_Tasks for this exercise_.
[A] In the debate discussion transcript below, shorten the paragraph that begins "Yeah, Like one of the problems is that" while keeping its main points.
[B] Put this sentence from the debate discussion transcript below into Spanish: "Yeah, well that was the best debate I've ever watched."
[C] Carry on the debate discussion transcript below from the point where it stops.

_Document text_.
= = = = = = =
Speaker 15 (02:46:38):
Oh interesting that Like our reaction after this debate was like, Okay,
she shouldn't do any other debates and he's going to
want to do more debates. Yeah, And it was the
exact opposite in their in their reactions.

Speaker 2 (02:46:51):
Yeah, I was interested by that, which.

Speaker 15 (02:46:53):
Like on MSNBC Tim Walls was like she should do
one every day. I mean, she did good, she did well,
But like my reaction was like, Okay, you did the job.

Speaker 3 (02:47:03):
You did the job.

Speaker 2 (02:47:05):
I do think like I have like, oh boys, I
think this might be Hubris coming in here and a
bad idea, but she could be right. I don't know.

Speaker 10 (02:47:13):
Yeah.

Speaker 2 (02:47:13):
Yeah, Like one of the problems is that if the
election doesn't turn around as much or if something else
happens that pushes momentum back towards Trump, she might need
a third debate and you kind of have to You
kind of can't know, like you are rolling the dice
on this one way or the other.

Speaker 13 (02:47:31):
Yeah, well that was the best debate I've ever watched. Yeah,
just in terms of it actually being a debate. Yeah,
there was not a half dead man on screen, or
yeah maybe there was that, there just wasn't two half
dead men on screen, so you just.

Speaker 2 (02:47:45):
Get a good look at like, Okay, yeah, these are
these are pretty decent pictures of the kinds of president
that these people want to be.
= = = = = = =
_Data supplied_.
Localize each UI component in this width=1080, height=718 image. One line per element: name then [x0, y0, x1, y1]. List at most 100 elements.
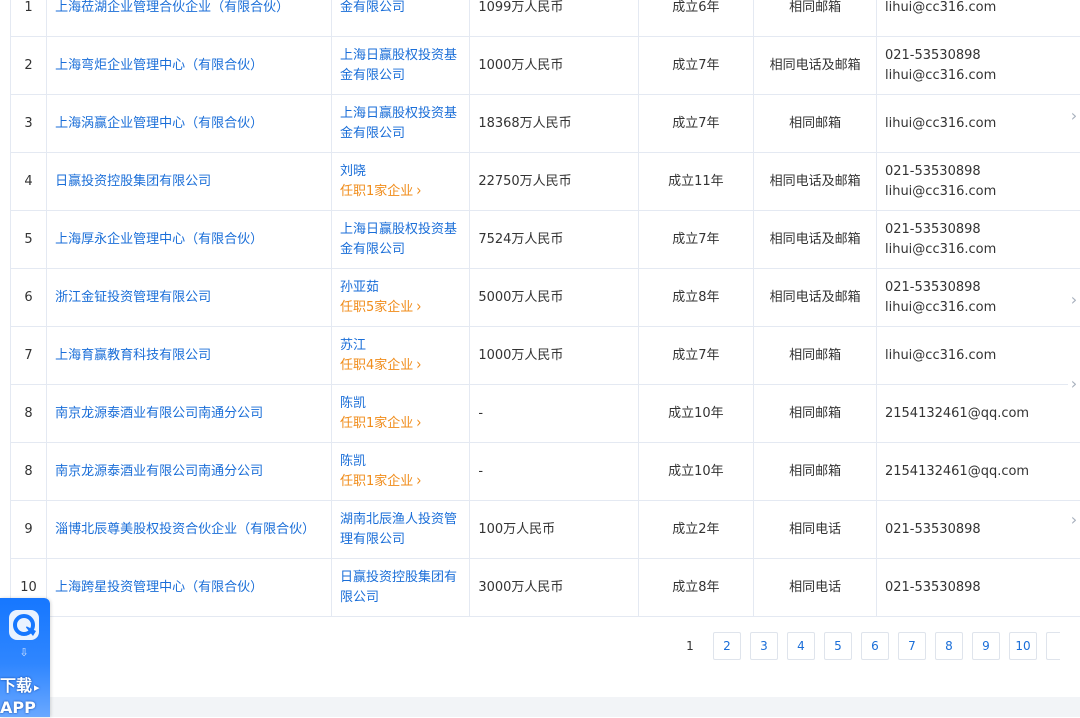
row-index: 8 — [11, 443, 47, 501]
company-age: 成立2年 — [638, 501, 754, 559]
legal-rep-cell: 湖南北辰渔人投资管理有限公司 — [332, 501, 470, 559]
contact-value: lihui@cc316.com — [885, 298, 1080, 318]
company-age: 成立6年 — [638, 0, 754, 37]
download-app-badge[interactable]: ⇩ 下载▸ APP — [0, 598, 50, 717]
contact-cell: 2154132461@qq.com — [876, 385, 1080, 443]
contact-value: lihui@cc316.com — [885, 182, 1080, 202]
table-row: 10上海跨星投资管理中心（有限合伙）日赢投资控股集团有限公司3000万人民币成立… — [11, 559, 1080, 617]
contact-value: 021-53530898 — [885, 578, 1080, 598]
legal-rep-link[interactable]: 湖南北辰渔人投资管理有限公司 — [340, 510, 461, 550]
legal-rep-link[interactable]: 日赢投资控股集团有限公司 — [340, 568, 461, 608]
company-name-link[interactable]: 日赢投资控股集团有限公司 — [55, 174, 211, 189]
company-name-link[interactable]: 上海厚永企业管理中心（有限合伙） — [55, 232, 263, 247]
chevron-right-icon: › — [416, 412, 421, 436]
legal-rep-link[interactable]: 孙亚茹 — [340, 278, 461, 298]
row-index: 8 — [11, 385, 47, 443]
page-button[interactable]: 3 — [750, 632, 778, 660]
match-type: 相同邮箱 — [754, 95, 877, 153]
legal-rep-cell: 苏江任职4家企业› — [332, 327, 470, 385]
contact-value: 2154132461@qq.com — [885, 404, 1080, 424]
company-name-link[interactable]: 上海跨星投资管理中心（有限合伙） — [55, 580, 263, 595]
page-button[interactable]: 9 — [972, 632, 1000, 660]
legal-rep-link[interactable]: 金有限公司 — [340, 0, 461, 18]
chevron-right-icon: › — [416, 180, 421, 204]
rep-jobs-link[interactable]: 任职1家企业› — [340, 472, 461, 492]
legal-rep-link[interactable]: 上海日赢股权投资基金有限公司 — [340, 104, 461, 144]
table-row: 8南京龙源泰酒业有限公司南通分公司陈凯任职1家企业›-成立10年相同邮箱2154… — [11, 385, 1080, 443]
match-type: 相同电话及邮箱 — [754, 269, 877, 327]
page-button[interactable]: 6 — [861, 632, 889, 660]
company-name-link[interactable]: 南京龙源泰酒业有限公司南通分公司 — [55, 406, 263, 421]
scroll-right-arrow-icon[interactable]: › — [1068, 372, 1080, 396]
match-type: 相同邮箱 — [754, 385, 877, 443]
match-type: 相同电话及邮箱 — [754, 37, 877, 95]
legal-rep-cell: 上海日赢股权投资基金有限公司 — [332, 95, 470, 153]
page-button[interactable]: 2 — [713, 632, 741, 660]
company-age: 成立8年 — [638, 559, 754, 617]
page-button[interactable]: 10 — [1009, 632, 1037, 660]
page-next-partial-button[interactable] — [1046, 632, 1060, 660]
company-age: 成立10年 — [638, 443, 754, 501]
company-age: 成立8年 — [638, 269, 754, 327]
contact-value: 2154132461@qq.com — [885, 462, 1080, 482]
contact-value: 021-53530898 — [885, 46, 1080, 66]
legal-rep-link[interactable]: 苏江 — [340, 336, 461, 356]
legal-rep-link[interactable]: 上海日赢股权投资基金有限公司 — [340, 46, 461, 86]
company-name-link[interactable]: 浙江金钲投资管理有限公司 — [55, 290, 211, 305]
contact-value: lihui@cc316.com — [885, 0, 1080, 18]
related-companies-table: 1上海莅湖企业管理合伙企业（有限合伙）金有限公司1099万人民币成立6年相同邮箱… — [10, 0, 1080, 617]
legal-rep-link[interactable]: 上海日赢股权投资基金有限公司 — [340, 220, 461, 260]
play-arrow-icon: ▸ — [34, 681, 40, 694]
scroll-right-arrow-icon[interactable]: › — [1068, 104, 1080, 128]
contact-value: lihui@cc316.com — [885, 240, 1080, 260]
legal-rep-link[interactable]: 陈凯 — [340, 452, 461, 472]
row-index: 7 — [11, 327, 47, 385]
table-row: 6浙江金钲投资管理有限公司孙亚茹任职5家企业›5000万人民币成立8年相同电话及… — [11, 269, 1080, 327]
footer-strip — [0, 697, 1080, 717]
company-name-link[interactable]: 上海涡赢企业管理中心（有限合伙） — [55, 116, 263, 131]
company-name-link[interactable]: 上海弯炬企业管理中心（有限合伙） — [55, 58, 263, 73]
registered-capital: 1000万人民币 — [470, 37, 638, 95]
app-logo-icon — [9, 610, 39, 640]
legal-rep-link[interactable]: 陈凯 — [340, 394, 461, 414]
contact-value: 021-53530898 — [885, 278, 1080, 298]
row-index: 6 — [11, 269, 47, 327]
legal-rep-cell: 金有限公司 — [332, 0, 470, 37]
table-row: 7上海育赢教育科技有限公司苏江任职4家企业›1000万人民币成立7年相同邮箱li… — [11, 327, 1080, 385]
match-type: 相同邮箱 — [754, 0, 877, 37]
row-index: 4 — [11, 153, 47, 211]
company-name-link[interactable]: 淄博北辰尊美股权投资合伙企业（有限合伙） — [55, 522, 315, 537]
rep-jobs-link[interactable]: 任职1家企业› — [340, 182, 461, 202]
results-table-wrap: 1上海莅湖企业管理合伙企业（有限合伙）金有限公司1099万人民币成立6年相同邮箱… — [10, 0, 1080, 617]
company-name-link[interactable]: 上海莅湖企业管理合伙企业（有限合伙） — [55, 0, 289, 15]
scroll-right-arrow-icon[interactable]: › — [1068, 508, 1080, 532]
company-name-link[interactable]: 上海育赢教育科技有限公司 — [55, 348, 211, 363]
legal-rep-cell: 刘晓任职1家企业› — [332, 153, 470, 211]
contact-value: 021-53530898 — [885, 220, 1080, 240]
registered-capital: - — [470, 443, 638, 501]
chevron-right-icon: › — [416, 470, 421, 494]
legal-rep-cell: 陈凯任职1家企业› — [332, 385, 470, 443]
legal-rep-link[interactable]: 刘晓 — [340, 162, 461, 182]
table-row: 9淄博北辰尊美股权投资合伙企业（有限合伙）湖南北辰渔人投资管理有限公司100万人… — [11, 501, 1080, 559]
rep-jobs-link[interactable]: 任职1家企业› — [340, 414, 461, 434]
company-age: 成立7年 — [638, 211, 754, 269]
contact-cell: 021-53530898lihui@cc316.com — [876, 269, 1080, 327]
legal-rep-cell: 上海日赢股权投资基金有限公司 — [332, 211, 470, 269]
registered-capital: 1099万人民币 — [470, 0, 638, 37]
page-button[interactable]: 8 — [935, 632, 963, 660]
page-button[interactable]: 4 — [787, 632, 815, 660]
contact-value: lihui@cc316.com — [885, 66, 1080, 86]
rep-jobs-link[interactable]: 任职4家企业› — [340, 356, 461, 376]
page-button[interactable]: 7 — [898, 632, 926, 660]
legal-rep-cell: 陈凯任职1家企业› — [332, 443, 470, 501]
contact-cell: lihui@cc316.com — [876, 95, 1080, 153]
scroll-right-arrow-icon[interactable]: › — [1068, 288, 1080, 312]
company-name-link[interactable]: 南京龙源泰酒业有限公司南通分公司 — [55, 464, 263, 479]
rep-jobs-link[interactable]: 任职5家企业› — [340, 298, 461, 318]
page-button[interactable]: 5 — [824, 632, 852, 660]
page-current: 1 — [676, 632, 704, 660]
row-index: 2 — [11, 37, 47, 95]
row-index: 5 — [11, 211, 47, 269]
pagination: 1 2 3 4 5 6 7 8 9 10 — [676, 632, 1060, 660]
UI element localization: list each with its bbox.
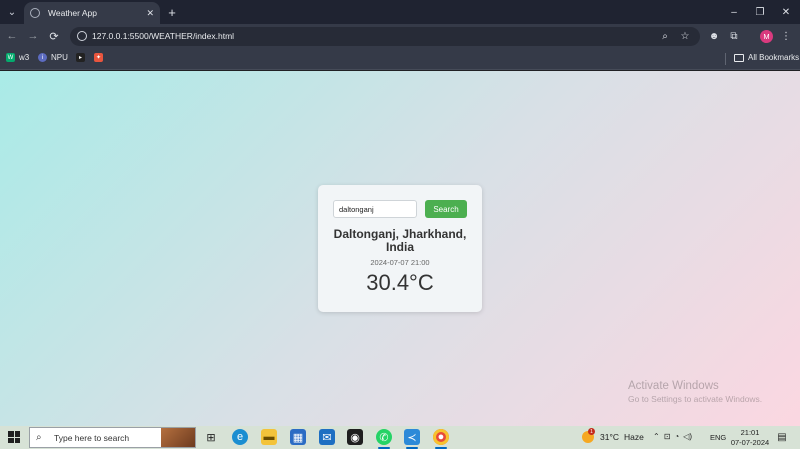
mail-icon[interactable]: ✉ — [319, 429, 335, 445]
sun-icon: 1 — [582, 428, 595, 443]
bookmark-w3[interactable]: W w3 — [6, 53, 29, 62]
network-icon[interactable]: ⊡ — [664, 432, 671, 441]
edge-icon[interactable]: e — [232, 429, 248, 445]
notification-icon[interactable]: ▤ — [776, 431, 788, 443]
zoom-icon[interactable]: ⌕ — [658, 29, 672, 43]
reload-button[interactable]: ⟳ — [46, 28, 62, 44]
language-indicator[interactable]: ENG — [710, 433, 726, 442]
w3schools-icon: W — [6, 53, 15, 62]
back-button[interactable]: ← — [4, 28, 20, 44]
globe-icon — [30, 8, 40, 18]
page-viewport: Search Daltonganj, Jharkhand, India 2024… — [0, 71, 800, 426]
city-search-input[interactable] — [333, 200, 417, 218]
taskbar-clock[interactable]: 21:01 07-07-2024 — [730, 428, 770, 447]
system-tray: ⌃ ⊡ ◔ ◁) — [653, 432, 692, 441]
search-highlight-image — [161, 428, 195, 447]
search-button[interactable]: Search — [425, 200, 467, 218]
folder-icon — [734, 53, 744, 62]
store-icon[interactable]: ▦ — [290, 429, 306, 445]
tab-title: Weather App — [48, 8, 97, 18]
vscode-icon[interactable]: ≺ — [404, 429, 420, 445]
volume-icon[interactable]: ◁) — [683, 432, 692, 441]
bookmark-npu[interactable]: i NPU — [38, 53, 68, 62]
new-tab-button[interactable]: + — [164, 4, 180, 20]
minimize-button[interactable]: – — [726, 4, 742, 20]
url-text: 127.0.0.1:5500/WEATHER/index.html — [92, 31, 235, 41]
wifi-icon[interactable]: ◔ — [674, 432, 679, 441]
whatsapp-icon[interactable]: ✆ — [376, 429, 392, 445]
bookmark-4[interactable]: ✦ — [94, 53, 107, 62]
all-bookmarks-label: All Bookmarks — [748, 53, 800, 62]
tab-strip: ⌄ Weather App ✕ + – ❐ ✕ — [0, 0, 800, 24]
search-icon: ⌕ — [36, 432, 42, 443]
taskbar-weather-widget[interactable]: 1 31°C Haze — [582, 428, 644, 443]
windows-start-icon[interactable] — [8, 431, 20, 443]
tab-weather-app[interactable]: Weather App ✕ — [24, 2, 160, 24]
bookmark-3[interactable]: ▸ — [76, 53, 89, 62]
weather-temp: 31°C — [600, 432, 619, 442]
weather-card: Search Daltonganj, Jharkhand, India 2024… — [318, 185, 482, 312]
watermark-subtitle: Go to Settings to activate Windows. — [628, 394, 763, 404]
clock-date: 07-07-2024 — [730, 437, 770, 447]
bookmark-icon-4: ✦ — [94, 53, 103, 62]
activate-windows-watermark: Activate Windows Go to Settings to activ… — [628, 380, 762, 404]
chrome-icon[interactable]: ● — [433, 429, 449, 445]
bookmark-label: w3 — [19, 53, 30, 62]
bookmark-star-icon[interactable]: ☆ — [678, 29, 692, 43]
close-window-button[interactable]: ✕ — [778, 4, 794, 20]
taskbar-search-box[interactable]: ⌕ Type here to search — [29, 427, 196, 448]
address-bar[interactable]: 127.0.0.1:5500/WEATHER/index.html ⌕ ☆ — [70, 27, 700, 46]
windows-taskbar: ⌕ Type here to search ⊞ e ▬ ▦ ✉ ◉ ✆ ≺ ● … — [0, 426, 800, 449]
city-name: Daltonganj, Jharkhand, India — [333, 227, 467, 254]
site-info-icon[interactable] — [77, 31, 87, 41]
more-menu-icon[interactable]: ⋮ — [778, 28, 794, 44]
bookmark-label: NPU — [51, 53, 68, 62]
file-explorer-icon[interactable]: ▬ — [261, 429, 277, 445]
forward-button[interactable]: → — [25, 28, 41, 44]
bookmarks-bar: W w3 i NPU ▸ ✦ All Bookmarks — [0, 48, 800, 70]
github-icon[interactable]: ◉ — [347, 429, 363, 445]
date-time: 2024-07-07 21:00 — [370, 258, 430, 267]
bookmarks-divider — [725, 53, 726, 65]
all-bookmarks-button[interactable]: All Bookmarks — [734, 53, 799, 62]
extension-avatar-icon[interactable]: ☻ — [706, 28, 722, 44]
chevron-up-icon[interactable]: ⌃ — [653, 432, 660, 441]
tab-search-chevron-icon[interactable]: ⌄ — [4, 4, 20, 20]
temperature: 30.4°C — [366, 270, 434, 295]
close-tab-icon[interactable]: ✕ — [146, 8, 154, 19]
clock-time: 21:01 — [740, 428, 760, 437]
npu-icon: i — [38, 53, 47, 62]
restore-button[interactable]: ❐ — [752, 4, 768, 20]
weather-desc: Haze — [624, 432, 644, 442]
watermark-title: Activate Windows — [628, 380, 719, 392]
weather-badge: 1 — [588, 428, 595, 435]
bookmark-icon-3: ▸ — [76, 53, 85, 62]
profile-avatar[interactable]: M — [760, 30, 773, 43]
taskbar-search-placeholder: Type here to search — [54, 432, 130, 443]
extensions-puzzle-icon[interactable]: ⧉ — [726, 28, 742, 44]
browser-toolbar: ← → ⟳ 127.0.0.1:5500/WEATHER/index.html … — [0, 24, 800, 48]
task-view-icon[interactable]: ⊞ — [203, 429, 219, 445]
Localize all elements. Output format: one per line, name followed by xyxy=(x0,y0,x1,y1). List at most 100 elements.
= = = = = = =
_Outputs by task_.
[A] One problem is that if the election doesn't turn around enough, or something pushes momentum back toward Trump, she might need a third debate. There's no way to know, so it's a roll of the dice either way.

[B] Sí, bueno, ese fue el mejor debate que he visto en mi vida.

[C]
Speaker 15 (02:47:54):
And like it literally comes down to he was not
willing to shake her hand, and she walked across the
stage to shake his hand, and that's basically what the
debate was.

Speaker 2 (02:48:04):
Yeah.

Speaker 15 (02:48:05):
Anyway, anyways, this has been it could happen here. We're
gonna post our source links from this episode in the
episode description, so look out for that.

Speaker 2 (02:48:15):
Yeah, that's right, and you know, until next time. I
don't really have any advice.

Speaker 10 (02:48:21):
Bye, Hi everyone, it's me James. This is a pick up.

(02:48:43):
It's Thursday Morning. I recorded with Joseph on Wednesday night,
someone destroyed or removed one of our coolers. Since then,
I've received photos this morning of a place where we
put it and it's gone. You can probably joy your
own conclusions to how I feel about that probably tell
from how I'm talking to it. I'm pretty pissed off. Also,
our friend Rafael, Rafael from Los Angeles de la Desierto

(02:49:07):
is without a vehicle at the moment. His truck broke.
This is a person who gives every ounce of his
being to rescuing migrants. He is there with them in
their hardest times. When they pass away, he's there to
recover their remains with dignity, to connect their families with
the passing moments of their loved ones. He's there to

(02:49:27):
rescue people. He rescued a woman and child on Monday.
His truck's broken, and if you're able to give, I'm
going to include a link in the show notes. I
talk to Borderlands Relief Collective and we all agree that
the most important thing right now is to get money
to Raphael so he can continue doing that life saving
search and rescue work as we hit record temperatures here
and before it gets freezing cold in the winters. So

(02:49:49):
if you can, please, please just a few bucks, like
we'll buy them an old track. I'll fix it. I
just don't want more people to die out there, and
I think having a truck for Rafael would meaningfully make
it safer for people. So if you're able to give,
please give. Otherwise, please enjoy this podcast. And yeah, I

(02:50:09):
understand if you can't. It's a hard time for everyone.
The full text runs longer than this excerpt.